Task goal :: Drop the pictures, then extract the listing word for word.

Record set ::
* * * * * * *

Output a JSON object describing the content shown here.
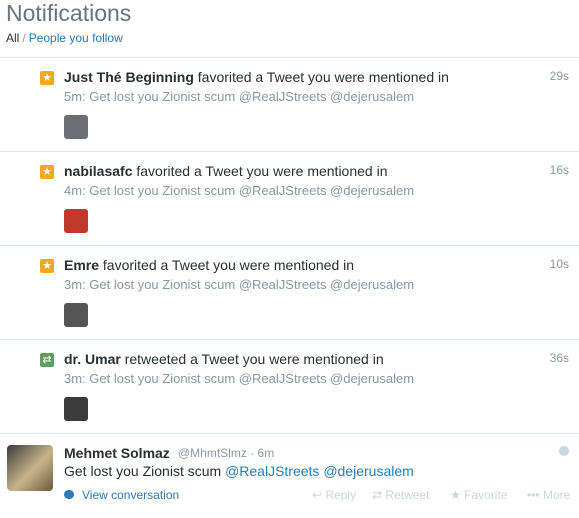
{
  "header": {
    "title": "Notifications",
    "filter_all": "All",
    "filter_sep": "/",
    "filter_follow": "People you follow"
  },
  "notifications": [
    {
      "icon": "star-icon",
      "user": "Just Thé Beginning",
      "action": "favorited a Tweet you were mentioned in",
      "preview": "5m: Get lost you Zionist scum @RealJStreets @dejerusalem",
      "time": "29s",
      "avatar_color": "#6b6f74"
    },
    {
      "icon": "star-icon",
      "user": "nabilasafc",
      "action": "favorited a Tweet you were mentioned in",
      "preview": "4m: Get lost you Zionist scum @RealJStreets @dejerusalem",
      "time": "16s",
      "avatar_color": "#c0392b"
    },
    {
      "icon": "star-icon",
      "user": "Emre",
      "action": "favorited a Tweet you were mentioned in",
      "preview": "3m: Get lost you Zionist scum @RealJStreets @dejerusalem",
      "time": "10s",
      "avatar_color": "#555555"
    },
    {
      "icon": "retweet-icon",
      "user": "dr. Umar",
      "action": "retweeted a Tweet you were mentioned in",
      "preview": "3m: Get lost you Zionist scum @RealJStreets @dejerusalem",
      "time": "36s",
      "avatar_color": "#3b3b3b"
    }
  ],
  "tweet": {
    "name": "Mehmet Solmaz",
    "handle": "@MhmtSlmz",
    "dot": "·",
    "time": "6m",
    "text_plain": "Get lost you Zionist scum ",
    "mention1": "@RealJStreets",
    "mention2": "@dejerusalem",
    "view_conversation": "View conversation",
    "reply": "Reply",
    "retweet": "Retweet",
    "favorite": "Favorite",
    "more": "More"
  }
}
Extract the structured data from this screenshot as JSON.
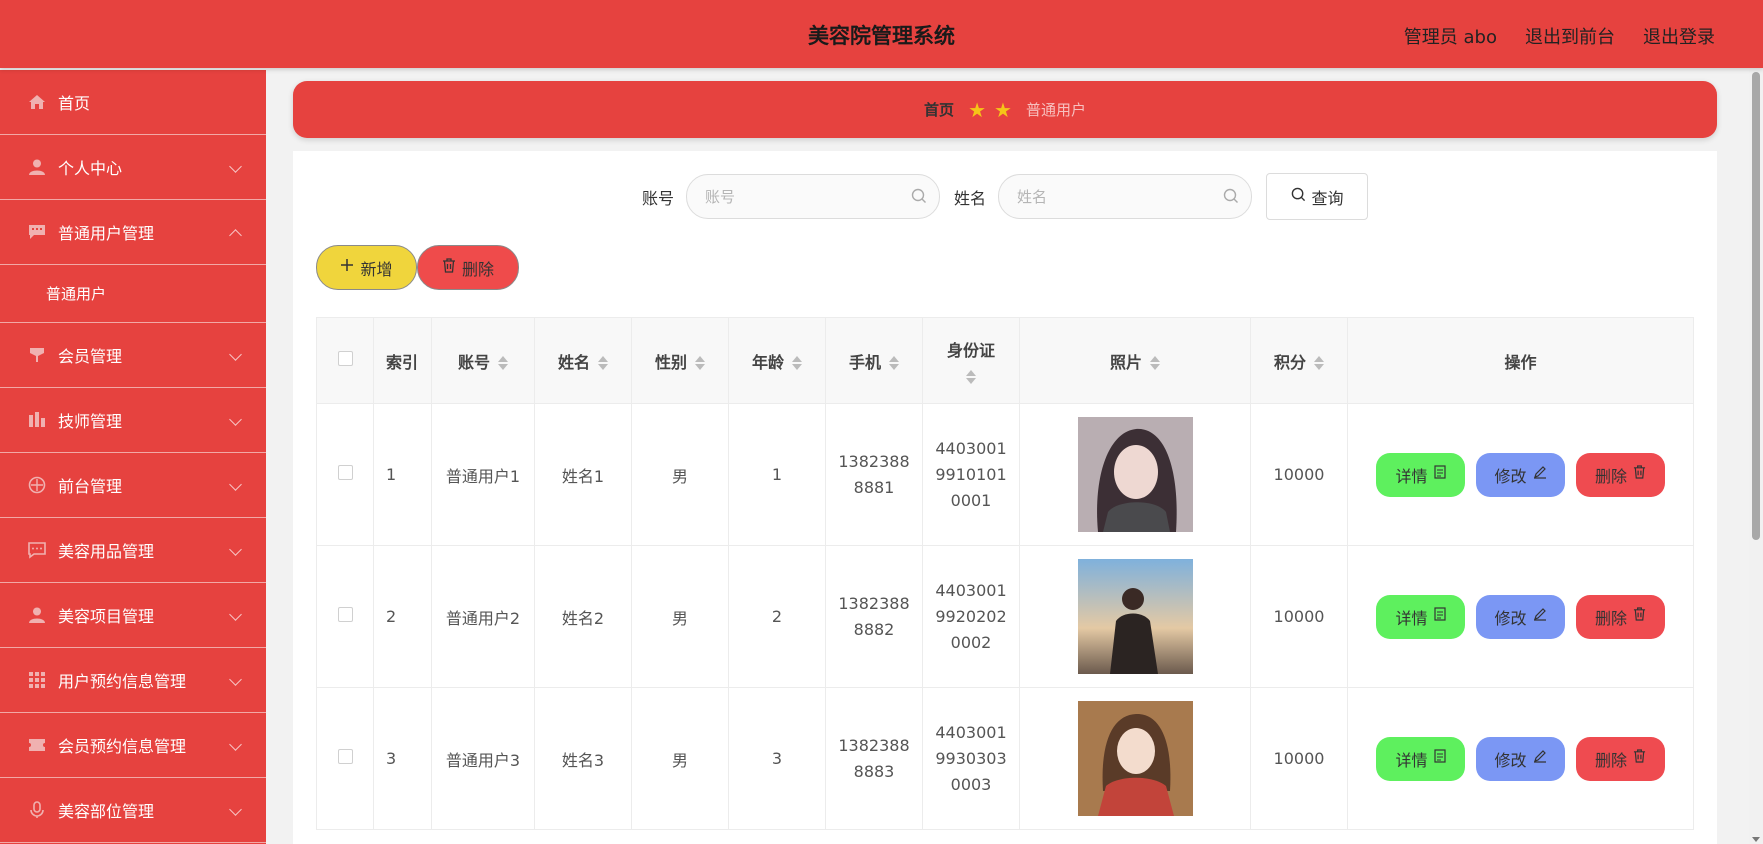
{
  "header": {
    "title": "美容院管理系统",
    "admin_label": "管理员 abo",
    "front_label": "退出到前台",
    "logout_label": "退出登录"
  },
  "sidebar": {
    "items": [
      {
        "label": "首页",
        "icon": "home-icon"
      },
      {
        "label": "个人中心",
        "icon": "user-icon"
      },
      {
        "label": "普通用户管理",
        "icon": "chat-icon",
        "expanded": true
      },
      {
        "label": "会员管理",
        "icon": "cup-icon"
      },
      {
        "label": "技师管理",
        "icon": "chart-icon"
      },
      {
        "label": "前台管理",
        "icon": "compass-icon"
      },
      {
        "label": "美容用品管理",
        "icon": "message-icon"
      },
      {
        "label": "美容项目管理",
        "icon": "user-icon"
      },
      {
        "label": "用户预约信息管理",
        "icon": "grid-icon"
      },
      {
        "label": "会员预约信息管理",
        "icon": "ticket-icon"
      },
      {
        "label": "美容部位管理",
        "icon": "mic-icon"
      }
    ],
    "sub_item": "普通用户"
  },
  "breadcrumb": {
    "home": "首页",
    "current": "普通用户",
    "separator_icon": "star-icon"
  },
  "search": {
    "account_label": "账号",
    "account_placeholder": "账号",
    "name_label": "姓名",
    "name_placeholder": "姓名",
    "query_label": "查询"
  },
  "actions": {
    "add_label": "新增",
    "delete_label": "删除"
  },
  "table": {
    "columns": [
      "索引",
      "账号",
      "姓名",
      "性别",
      "年龄",
      "手机",
      "身份证",
      "照片",
      "积分",
      "操作"
    ],
    "rows": [
      {
        "index": "1",
        "account": "普通用户1",
        "name": "姓名1",
        "gender": "男",
        "age": "1",
        "phone": "13823888881",
        "id_card": "440300199101010001",
        "points": "10000"
      },
      {
        "index": "2",
        "account": "普通用户2",
        "name": "姓名2",
        "gender": "男",
        "age": "2",
        "phone": "13823888882",
        "id_card": "440300199202020002",
        "points": "10000"
      },
      {
        "index": "3",
        "account": "普通用户3",
        "name": "姓名3",
        "gender": "男",
        "age": "3",
        "phone": "13823888883",
        "id_card": "440300199303030003",
        "points": "10000"
      }
    ],
    "ops": {
      "detail": "详情",
      "edit": "修改",
      "delete": "删除"
    }
  },
  "colors": {
    "primary": "#e6423f",
    "add_button": "#f0d53c",
    "delete_button": "#ef4b4b",
    "detail_button": "#5ef05e",
    "edit_button": "#7b97f4",
    "star": "#f5c518"
  }
}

* * * * * * *

Solution for this problem ::
Output a JSON object describing the content shown here.
{
  "header": {
    "title": "Notifications",
    "filter_all": "All",
    "filter_sep": "/",
    "filter_follow": "People you follow"
  },
  "notifications": [
    {
      "icon": "star-icon",
      "user": "Just Thé Beginning",
      "action": "favorited a Tweet you were mentioned in",
      "preview": "5m: Get lost you Zionist scum @RealJStreets @dejerusalem",
      "time": "29s",
      "avatar_color": "#6b6f74"
    },
    {
      "icon": "star-icon",
      "user": "nabilasafc",
      "action": "favorited a Tweet you were mentioned in",
      "preview": "4m: Get lost you Zionist scum @RealJStreets @dejerusalem",
      "time": "16s",
      "avatar_color": "#c0392b"
    },
    {
      "icon": "star-icon",
      "user": "Emre",
      "action": "favorited a Tweet you were mentioned in",
      "preview": "3m: Get lost you Zionist scum @RealJStreets @dejerusalem",
      "time": "10s",
      "avatar_color": "#555555"
    },
    {
      "icon": "retweet-icon",
      "user": "dr. Umar",
      "action": "retweeted a Tweet you were mentioned in",
      "preview": "3m: Get lost you Zionist scum @RealJStreets @dejerusalem",
      "time": "36s",
      "avatar_color": "#3b3b3b"
    }
  ],
  "tweet": {
    "name": "Mehmet Solmaz",
    "handle": "@MhmtSlmz",
    "dot": "·",
    "time": "6m",
    "text_plain": "Get lost you Zionist scum ",
    "mention1": "@RealJStreets",
    "mention2": "@dejerusalem",
    "view_conversation": "View conversation",
    "reply": "Reply",
    "retweet": "Retweet",
    "favorite": "Favorite",
    "more": "More"
  }
}
Extract the structured data from this screenshot as JSON.
{
  "header": {
    "title": "美容院管理系统",
    "admin_label": "管理员 abo",
    "front_label": "退出到前台",
    "logout_label": "退出登录"
  },
  "sidebar": {
    "items": [
      {
        "label": "首页",
        "icon": "home-icon"
      },
      {
        "label": "个人中心",
        "icon": "user-icon"
      },
      {
        "label": "普通用户管理",
        "icon": "chat-icon",
        "expanded": true
      },
      {
        "label": "会员管理",
        "icon": "cup-icon"
      },
      {
        "label": "技师管理",
        "icon": "chart-icon"
      },
      {
        "label": "前台管理",
        "icon": "compass-icon"
      },
      {
        "label": "美容用品管理",
        "icon": "message-icon"
      },
      {
        "label": "美容项目管理",
        "icon": "user-icon"
      },
      {
        "label": "用户预约信息管理",
        "icon": "grid-icon"
      },
      {
        "label": "会员预约信息管理",
        "icon": "ticket-icon"
      },
      {
        "label": "美容部位管理",
        "icon": "mic-icon"
      }
    ],
    "sub_item": "普通用户"
  },
  "breadcrumb": {
    "home": "首页",
    "current": "普通用户",
    "separator_icon": "star-icon"
  },
  "search": {
    "account_label": "账号",
    "account_placeholder": "账号",
    "name_label": "姓名",
    "name_placeholder": "姓名",
    "query_label": "查询"
  },
  "actions": {
    "add_label": "新增",
    "delete_label": "删除"
  },
  "table": {
    "columns": [
      "索引",
      "账号",
      "姓名",
      "性别",
      "年龄",
      "手机",
      "身份证",
      "照片",
      "积分",
      "操作"
    ],
    "rows": [
      {
        "index": "1",
        "account": "普通用户1",
        "name": "姓名1",
        "gender": "男",
        "age": "1",
        "phone": "13823888881",
        "id_card": "440300199101010001",
        "points": "10000"
      },
      {
        "index": "2",
        "account": "普通用户2",
        "name": "姓名2",
        "gender": "男",
        "age": "2",
        "phone": "13823888882",
        "id_card": "440300199202020002",
        "points": "10000"
      },
      {
        "index": "3",
        "account": "普通用户3",
        "name": "姓名3",
        "gender": "男",
        "age": "3",
        "phone": "13823888883",
        "id_card": "440300199303030003",
        "points": "10000"
      }
    ],
    "ops": {
      "detail": "详情",
      "edit": "修改",
      "delete": "删除"
    }
  },
  "colors": {
    "primary": "#e6423f",
    "add_button": "#f0d53c",
    "delete_button": "#ef4b4b",
    "detail_button": "#5ef05e",
    "edit_button": "#7b97f4",
    "star": "#f5c518"
  }
}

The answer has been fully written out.